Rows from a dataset
** BEGIN **

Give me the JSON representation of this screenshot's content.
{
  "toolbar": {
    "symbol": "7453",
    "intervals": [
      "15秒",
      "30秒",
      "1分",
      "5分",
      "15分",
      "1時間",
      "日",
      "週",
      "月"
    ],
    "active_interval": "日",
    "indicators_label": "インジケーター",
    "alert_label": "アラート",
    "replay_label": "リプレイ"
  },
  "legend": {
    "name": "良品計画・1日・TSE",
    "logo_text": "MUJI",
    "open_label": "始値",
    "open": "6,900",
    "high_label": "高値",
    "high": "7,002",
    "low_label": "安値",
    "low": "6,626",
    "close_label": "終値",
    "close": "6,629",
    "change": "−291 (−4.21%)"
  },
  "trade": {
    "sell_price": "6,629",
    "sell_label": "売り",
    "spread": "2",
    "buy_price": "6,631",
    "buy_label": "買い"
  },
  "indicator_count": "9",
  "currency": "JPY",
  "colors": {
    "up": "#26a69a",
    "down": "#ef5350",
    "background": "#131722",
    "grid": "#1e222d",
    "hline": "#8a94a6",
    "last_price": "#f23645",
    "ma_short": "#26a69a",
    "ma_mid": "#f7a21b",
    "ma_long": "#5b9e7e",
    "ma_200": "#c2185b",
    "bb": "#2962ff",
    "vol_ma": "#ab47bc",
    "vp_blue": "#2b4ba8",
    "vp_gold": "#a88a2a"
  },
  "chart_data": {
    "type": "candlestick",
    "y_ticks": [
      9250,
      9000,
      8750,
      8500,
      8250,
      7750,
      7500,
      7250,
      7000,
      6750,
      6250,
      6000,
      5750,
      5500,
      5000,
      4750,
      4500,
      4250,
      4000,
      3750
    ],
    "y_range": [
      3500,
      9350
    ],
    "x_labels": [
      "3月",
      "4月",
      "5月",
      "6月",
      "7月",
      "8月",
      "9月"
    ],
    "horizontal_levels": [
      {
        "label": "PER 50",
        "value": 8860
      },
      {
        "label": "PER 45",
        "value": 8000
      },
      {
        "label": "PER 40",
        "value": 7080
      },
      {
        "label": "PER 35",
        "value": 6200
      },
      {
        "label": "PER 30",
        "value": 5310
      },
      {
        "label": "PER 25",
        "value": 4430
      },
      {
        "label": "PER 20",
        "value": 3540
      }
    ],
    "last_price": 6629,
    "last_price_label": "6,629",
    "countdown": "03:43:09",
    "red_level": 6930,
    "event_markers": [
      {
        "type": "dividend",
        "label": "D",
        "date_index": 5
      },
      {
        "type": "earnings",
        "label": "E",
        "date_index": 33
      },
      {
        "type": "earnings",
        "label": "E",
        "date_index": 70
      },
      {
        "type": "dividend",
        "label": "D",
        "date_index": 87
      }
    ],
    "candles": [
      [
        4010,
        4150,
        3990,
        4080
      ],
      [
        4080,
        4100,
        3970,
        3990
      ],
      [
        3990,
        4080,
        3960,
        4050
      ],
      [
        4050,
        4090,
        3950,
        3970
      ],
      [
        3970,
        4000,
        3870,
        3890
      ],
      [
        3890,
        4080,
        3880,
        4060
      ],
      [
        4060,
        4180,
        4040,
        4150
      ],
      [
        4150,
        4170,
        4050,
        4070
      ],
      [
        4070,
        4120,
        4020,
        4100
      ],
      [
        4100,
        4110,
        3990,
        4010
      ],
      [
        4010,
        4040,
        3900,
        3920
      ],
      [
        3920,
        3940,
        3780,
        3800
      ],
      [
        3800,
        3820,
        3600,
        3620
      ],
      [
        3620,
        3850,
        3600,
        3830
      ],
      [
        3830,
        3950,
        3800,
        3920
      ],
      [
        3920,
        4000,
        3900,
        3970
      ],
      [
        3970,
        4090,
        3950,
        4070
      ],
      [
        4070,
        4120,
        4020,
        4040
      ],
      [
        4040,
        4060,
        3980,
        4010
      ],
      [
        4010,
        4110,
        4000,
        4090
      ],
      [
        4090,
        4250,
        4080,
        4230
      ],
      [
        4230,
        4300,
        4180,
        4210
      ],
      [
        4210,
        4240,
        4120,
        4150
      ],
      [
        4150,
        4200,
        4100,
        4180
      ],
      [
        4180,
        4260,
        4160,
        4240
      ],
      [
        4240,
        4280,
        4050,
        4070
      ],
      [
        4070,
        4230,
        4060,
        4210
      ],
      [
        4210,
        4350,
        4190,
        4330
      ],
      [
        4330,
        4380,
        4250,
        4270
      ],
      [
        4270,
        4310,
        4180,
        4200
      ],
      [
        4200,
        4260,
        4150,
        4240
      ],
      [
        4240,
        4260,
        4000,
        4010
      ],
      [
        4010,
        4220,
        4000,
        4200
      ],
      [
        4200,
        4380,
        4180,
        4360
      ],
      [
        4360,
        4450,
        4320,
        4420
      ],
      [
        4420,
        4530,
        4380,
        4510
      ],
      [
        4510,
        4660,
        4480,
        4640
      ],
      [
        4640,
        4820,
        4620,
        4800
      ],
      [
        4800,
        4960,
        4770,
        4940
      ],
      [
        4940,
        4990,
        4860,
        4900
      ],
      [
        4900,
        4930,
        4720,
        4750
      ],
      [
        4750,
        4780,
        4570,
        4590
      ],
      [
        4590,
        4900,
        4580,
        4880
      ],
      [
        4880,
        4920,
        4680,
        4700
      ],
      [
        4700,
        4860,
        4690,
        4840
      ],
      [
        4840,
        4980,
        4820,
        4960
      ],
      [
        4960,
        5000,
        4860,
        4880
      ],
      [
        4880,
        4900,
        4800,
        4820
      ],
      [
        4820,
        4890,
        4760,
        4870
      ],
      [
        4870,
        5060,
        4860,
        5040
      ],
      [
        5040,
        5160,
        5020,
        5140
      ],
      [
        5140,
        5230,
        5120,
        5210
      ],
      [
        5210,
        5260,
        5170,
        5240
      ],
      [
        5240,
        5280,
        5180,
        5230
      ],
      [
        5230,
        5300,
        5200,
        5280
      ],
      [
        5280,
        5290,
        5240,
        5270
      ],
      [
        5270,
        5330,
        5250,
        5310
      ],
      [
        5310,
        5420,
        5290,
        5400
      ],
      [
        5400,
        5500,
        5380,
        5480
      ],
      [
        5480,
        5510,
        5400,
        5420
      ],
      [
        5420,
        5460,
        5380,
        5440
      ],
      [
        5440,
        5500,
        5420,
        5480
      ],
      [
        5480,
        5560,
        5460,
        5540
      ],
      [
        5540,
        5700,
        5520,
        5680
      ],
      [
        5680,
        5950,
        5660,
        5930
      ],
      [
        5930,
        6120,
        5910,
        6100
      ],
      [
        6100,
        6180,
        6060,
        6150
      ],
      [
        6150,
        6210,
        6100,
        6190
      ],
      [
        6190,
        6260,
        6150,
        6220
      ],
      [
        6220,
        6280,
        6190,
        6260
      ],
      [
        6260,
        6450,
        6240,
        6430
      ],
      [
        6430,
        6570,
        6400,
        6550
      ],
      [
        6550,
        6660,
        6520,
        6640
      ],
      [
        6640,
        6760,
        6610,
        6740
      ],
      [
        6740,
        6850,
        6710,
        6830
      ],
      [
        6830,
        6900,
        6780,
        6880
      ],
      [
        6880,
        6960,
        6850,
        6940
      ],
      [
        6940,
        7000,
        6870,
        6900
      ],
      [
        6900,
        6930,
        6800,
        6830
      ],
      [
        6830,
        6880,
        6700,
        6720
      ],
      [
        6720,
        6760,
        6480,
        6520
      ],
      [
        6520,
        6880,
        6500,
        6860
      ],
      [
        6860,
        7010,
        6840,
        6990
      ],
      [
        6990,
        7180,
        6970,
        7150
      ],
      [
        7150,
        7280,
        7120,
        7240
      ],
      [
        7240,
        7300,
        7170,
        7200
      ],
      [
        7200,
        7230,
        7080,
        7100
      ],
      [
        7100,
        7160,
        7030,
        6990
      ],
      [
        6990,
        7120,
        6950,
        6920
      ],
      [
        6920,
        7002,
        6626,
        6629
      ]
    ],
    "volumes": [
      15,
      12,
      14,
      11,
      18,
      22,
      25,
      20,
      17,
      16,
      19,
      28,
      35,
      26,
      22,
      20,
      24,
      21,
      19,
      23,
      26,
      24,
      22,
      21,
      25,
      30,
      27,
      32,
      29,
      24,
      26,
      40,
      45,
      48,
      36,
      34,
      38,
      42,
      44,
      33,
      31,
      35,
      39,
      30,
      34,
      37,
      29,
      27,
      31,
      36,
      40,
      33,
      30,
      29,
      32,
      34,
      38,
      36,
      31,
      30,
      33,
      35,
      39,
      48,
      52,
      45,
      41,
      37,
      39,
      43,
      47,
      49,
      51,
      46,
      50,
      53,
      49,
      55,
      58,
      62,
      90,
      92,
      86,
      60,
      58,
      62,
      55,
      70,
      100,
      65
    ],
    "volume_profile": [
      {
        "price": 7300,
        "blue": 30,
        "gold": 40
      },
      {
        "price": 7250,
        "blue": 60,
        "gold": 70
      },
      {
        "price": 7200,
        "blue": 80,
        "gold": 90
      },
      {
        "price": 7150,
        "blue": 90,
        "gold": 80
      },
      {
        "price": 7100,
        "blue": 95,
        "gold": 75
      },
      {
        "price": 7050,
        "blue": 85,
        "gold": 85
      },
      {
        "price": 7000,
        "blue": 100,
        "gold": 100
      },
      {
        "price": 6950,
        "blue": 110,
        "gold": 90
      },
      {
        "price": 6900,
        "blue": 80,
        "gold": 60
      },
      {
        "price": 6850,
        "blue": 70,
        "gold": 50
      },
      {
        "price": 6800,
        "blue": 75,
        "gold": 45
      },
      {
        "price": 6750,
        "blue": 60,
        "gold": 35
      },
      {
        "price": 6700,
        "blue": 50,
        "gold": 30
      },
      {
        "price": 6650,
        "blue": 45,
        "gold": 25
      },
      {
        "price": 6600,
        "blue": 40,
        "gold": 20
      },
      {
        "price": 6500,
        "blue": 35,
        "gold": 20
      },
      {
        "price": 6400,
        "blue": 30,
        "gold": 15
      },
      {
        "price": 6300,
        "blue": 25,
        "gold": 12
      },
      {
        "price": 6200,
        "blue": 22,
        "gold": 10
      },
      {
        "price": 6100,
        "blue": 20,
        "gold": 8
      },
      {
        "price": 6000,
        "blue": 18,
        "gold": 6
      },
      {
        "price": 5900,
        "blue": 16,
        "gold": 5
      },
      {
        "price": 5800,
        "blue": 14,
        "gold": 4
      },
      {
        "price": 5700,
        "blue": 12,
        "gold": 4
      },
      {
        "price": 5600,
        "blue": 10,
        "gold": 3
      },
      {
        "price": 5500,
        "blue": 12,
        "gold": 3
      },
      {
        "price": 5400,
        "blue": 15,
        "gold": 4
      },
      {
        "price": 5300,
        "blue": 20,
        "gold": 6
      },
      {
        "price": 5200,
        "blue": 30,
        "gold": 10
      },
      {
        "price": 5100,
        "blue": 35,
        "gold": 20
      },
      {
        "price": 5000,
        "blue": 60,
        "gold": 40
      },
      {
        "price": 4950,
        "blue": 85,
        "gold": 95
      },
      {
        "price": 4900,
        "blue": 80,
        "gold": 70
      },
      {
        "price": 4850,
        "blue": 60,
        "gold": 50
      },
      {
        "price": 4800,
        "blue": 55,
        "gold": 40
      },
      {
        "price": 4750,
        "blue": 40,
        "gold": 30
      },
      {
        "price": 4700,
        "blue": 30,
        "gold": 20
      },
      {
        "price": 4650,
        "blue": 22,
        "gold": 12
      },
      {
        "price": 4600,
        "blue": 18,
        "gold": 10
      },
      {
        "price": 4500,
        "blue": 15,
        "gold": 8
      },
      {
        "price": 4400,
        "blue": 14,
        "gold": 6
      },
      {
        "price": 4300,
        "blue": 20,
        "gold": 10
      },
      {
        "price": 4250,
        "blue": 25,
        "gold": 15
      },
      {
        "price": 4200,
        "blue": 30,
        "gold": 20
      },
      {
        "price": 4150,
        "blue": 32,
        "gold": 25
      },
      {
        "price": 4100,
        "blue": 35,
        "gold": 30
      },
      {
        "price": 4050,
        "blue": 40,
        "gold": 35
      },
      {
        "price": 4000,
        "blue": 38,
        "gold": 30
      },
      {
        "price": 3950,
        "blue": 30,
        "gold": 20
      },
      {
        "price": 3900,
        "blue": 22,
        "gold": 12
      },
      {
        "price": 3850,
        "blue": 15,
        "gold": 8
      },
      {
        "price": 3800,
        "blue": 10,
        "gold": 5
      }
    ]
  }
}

** END **

_BRIEF_: From the material above, gather all lines that include the string "value" and copy them.

_CORRECT OUTPUT_:
        "value": 8860
        "value": 8000
        "value": 7080
        "value": 6200
        "value": 5310
        "value": 4430
        "value": 3540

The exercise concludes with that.